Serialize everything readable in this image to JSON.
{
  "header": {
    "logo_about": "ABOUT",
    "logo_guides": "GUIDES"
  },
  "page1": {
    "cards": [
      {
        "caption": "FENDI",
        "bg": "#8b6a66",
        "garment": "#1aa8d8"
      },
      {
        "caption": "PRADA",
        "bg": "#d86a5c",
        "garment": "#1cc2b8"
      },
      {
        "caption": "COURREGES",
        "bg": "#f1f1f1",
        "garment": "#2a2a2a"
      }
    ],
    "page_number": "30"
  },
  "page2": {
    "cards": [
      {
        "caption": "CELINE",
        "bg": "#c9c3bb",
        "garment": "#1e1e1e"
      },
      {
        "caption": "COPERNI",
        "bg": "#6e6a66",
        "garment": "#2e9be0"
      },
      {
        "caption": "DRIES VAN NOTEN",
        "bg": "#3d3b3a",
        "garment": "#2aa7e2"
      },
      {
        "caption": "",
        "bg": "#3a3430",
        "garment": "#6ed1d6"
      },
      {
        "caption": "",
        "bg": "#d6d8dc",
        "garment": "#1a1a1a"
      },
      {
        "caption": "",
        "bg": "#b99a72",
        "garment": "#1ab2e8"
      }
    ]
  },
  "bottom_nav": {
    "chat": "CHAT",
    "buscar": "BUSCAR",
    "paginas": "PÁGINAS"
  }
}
- - - - - - -
Task:
The records above should all be quoted exactly, please.

Expected answer:
Serialize everything readable in this image to JSON.
{
  "header": {
    "logo_about": "ABOUT",
    "logo_guides": "GUIDES"
  },
  "page1": {
    "cards": [
      {
        "caption": "FENDI",
        "bg": "#8b6a66",
        "garment": "#1aa8d8"
      },
      {
        "caption": "PRADA",
        "bg": "#d86a5c",
        "garment": "#1cc2b8"
      },
      {
        "caption": "COURREGES",
        "bg": "#f1f1f1",
        "garment": "#2a2a2a"
      }
    ],
    "page_number": "30"
  },
  "page2": {
    "cards": [
      {
        "caption": "CELINE",
        "bg": "#c9c3bb",
        "garment": "#1e1e1e"
      },
      {
        "caption": "COPERNI",
        "bg": "#6e6a66",
        "garment": "#2e9be0"
      },
      {
        "caption": "DRIES VAN NOTEN",
        "bg": "#3d3b3a",
        "garment": "#2aa7e2"
      },
      {
        "caption": "",
        "bg": "#3a3430",
        "garment": "#6ed1d6"
      },
      {
        "caption": "",
        "bg": "#d6d8dc",
        "garment": "#1a1a1a"
      },
      {
        "caption": "",
        "bg": "#b99a72",
        "garment": "#1ab2e8"
      }
    ]
  },
  "bottom_nav": {
    "chat": "CHAT",
    "buscar": "BUSCAR",
    "paginas": "PÁGINAS"
  }
}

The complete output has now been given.